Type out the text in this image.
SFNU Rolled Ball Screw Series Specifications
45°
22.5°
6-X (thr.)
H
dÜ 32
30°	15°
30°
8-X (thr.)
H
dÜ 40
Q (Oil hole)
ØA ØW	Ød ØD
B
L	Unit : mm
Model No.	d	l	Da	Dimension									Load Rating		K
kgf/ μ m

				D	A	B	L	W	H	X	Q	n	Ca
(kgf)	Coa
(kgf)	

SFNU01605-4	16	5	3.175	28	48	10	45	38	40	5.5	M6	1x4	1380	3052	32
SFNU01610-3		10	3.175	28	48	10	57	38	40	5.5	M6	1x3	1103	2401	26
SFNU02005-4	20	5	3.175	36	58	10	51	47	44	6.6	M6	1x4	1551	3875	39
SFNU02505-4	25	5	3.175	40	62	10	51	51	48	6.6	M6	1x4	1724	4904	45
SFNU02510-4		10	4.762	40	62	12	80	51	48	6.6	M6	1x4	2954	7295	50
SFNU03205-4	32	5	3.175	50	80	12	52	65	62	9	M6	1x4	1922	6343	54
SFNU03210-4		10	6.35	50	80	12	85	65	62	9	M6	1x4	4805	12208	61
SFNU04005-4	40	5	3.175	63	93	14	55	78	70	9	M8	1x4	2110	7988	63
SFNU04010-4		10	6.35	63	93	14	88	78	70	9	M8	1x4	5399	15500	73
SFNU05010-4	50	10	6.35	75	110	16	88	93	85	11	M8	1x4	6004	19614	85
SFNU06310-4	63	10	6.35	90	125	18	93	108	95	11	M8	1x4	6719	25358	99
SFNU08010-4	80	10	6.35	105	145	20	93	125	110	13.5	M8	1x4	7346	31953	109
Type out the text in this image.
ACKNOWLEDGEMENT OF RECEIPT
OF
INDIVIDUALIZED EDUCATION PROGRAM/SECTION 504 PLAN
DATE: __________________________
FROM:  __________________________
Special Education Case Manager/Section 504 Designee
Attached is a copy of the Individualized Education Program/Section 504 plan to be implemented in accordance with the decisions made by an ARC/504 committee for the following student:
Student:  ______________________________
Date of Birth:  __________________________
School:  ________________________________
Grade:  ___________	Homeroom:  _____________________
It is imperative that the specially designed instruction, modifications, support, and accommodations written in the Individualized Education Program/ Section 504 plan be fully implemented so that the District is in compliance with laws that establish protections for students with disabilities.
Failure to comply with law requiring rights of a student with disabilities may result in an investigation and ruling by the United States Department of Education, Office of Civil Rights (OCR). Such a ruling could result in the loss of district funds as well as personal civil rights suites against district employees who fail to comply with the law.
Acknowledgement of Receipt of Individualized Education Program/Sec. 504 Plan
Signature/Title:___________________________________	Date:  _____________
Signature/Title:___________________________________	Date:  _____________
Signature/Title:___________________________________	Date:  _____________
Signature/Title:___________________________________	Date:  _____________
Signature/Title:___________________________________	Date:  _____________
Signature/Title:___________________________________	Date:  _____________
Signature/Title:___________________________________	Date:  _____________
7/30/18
• • • •
◆ EXERCISE BRIEF
The lines above should be duplicated exactly.

◆ EXPECTED OUTPUT
Type out the text in this image.
SFNU Rolled Ball Screw Series Specifications
45°
22.5°
6-X (thr.)
H
dÜ 32
30°	15°
30°
8-X (thr.)
H
dÜ 40
Q (Oil hole)
ØA ØW	Ød ØD
B
L	Unit : mm
Model No.	d	l	Da	Dimension									Load Rating		K
kgf/ μ m

				D	A	B	L	W	H	X	Q	n	Ca
(kgf)	Coa
(kgf)	

SFNU01605-4	16	5	3.175	28	48	10	45	38	40	5.5	M6	1x4	1380	3052	32
SFNU01610-3		10	3.175	28	48	10	57	38	40	5.5	M6	1x3	1103	2401	26
SFNU02005-4	20	5	3.175	36	58	10	51	47	44	6.6	M6	1x4	1551	3875	39
SFNU02505-4	25	5	3.175	40	62	10	51	51	48	6.6	M6	1x4	1724	4904	45
SFNU02510-4		10	4.762	40	62	12	80	51	48	6.6	M6	1x4	2954	7295	50
SFNU03205-4	32	5	3.175	50	80	12	52	65	62	9	M6	1x4	1922	6343	54
SFNU03210-4		10	6.35	50	80	12	85	65	62	9	M6	1x4	4805	12208	61
SFNU04005-4	40	5	3.175	63	93	14	55	78	70	9	M8	1x4	2110	7988	63
SFNU04010-4		10	6.35	63	93	14	88	78	70	9	M8	1x4	5399	15500	73
SFNU05010-4	50	10	6.35	75	110	16	88	93	85	11	M8	1x4	6004	19614	85
SFNU06310-4	63	10	6.35	90	125	18	93	108	95	11	M8	1x4	6719	25358	99
SFNU08010-4	80	10	6.35	105	145	20	93	125	110	13.5	M8	1x4	7346	31953	109
Type out the text in this image.
ACKNOWLEDGEMENT OF RECEIPT
OF
INDIVIDUALIZED EDUCATION PROGRAM/SECTION 504 PLAN
DATE: __________________________
FROM:  __________________________
Special Education Case Manager/Section 504 Designee
Attached is a copy of the Individualized Education Program/Section 504 plan to be implemented in accordance with the decisions made by an ARC/504 committee for the following student:
Student:  ______________________________
Date of Birth:  __________________________
School:  ________________________________
Grade:  ___________	Homeroom:  _____________________
It is imperative that the specially designed instruction, modifications, support, and accommodations written in the Individualized Education Program/ Section 504 plan be fully implemented so that the District is in compliance with laws that establish protections for students with disabilities.
Failure to comply with law requiring rights of a student with disabilities may result in an investigation and ruling by the United States Department of Education, Office of Civil Rights (OCR). Such a ruling could result in the loss of district funds as well as personal civil rights suites against district employees who fail to comply with the law.
Acknowledgement of Receipt of Individualized Education Program/Sec. 504 Plan
Signature/Title:___________________________________	Date:  _____________
Signature/Title:___________________________________	Date:  _____________
Signature/Title:___________________________________	Date:  _____________
Signature/Title:___________________________________	Date:  _____________
Signature/Title:___________________________________	Date:  _____________
Signature/Title:___________________________________	Date:  _____________
Signature/Title:___________________________________	Date:  _____________
7/30/18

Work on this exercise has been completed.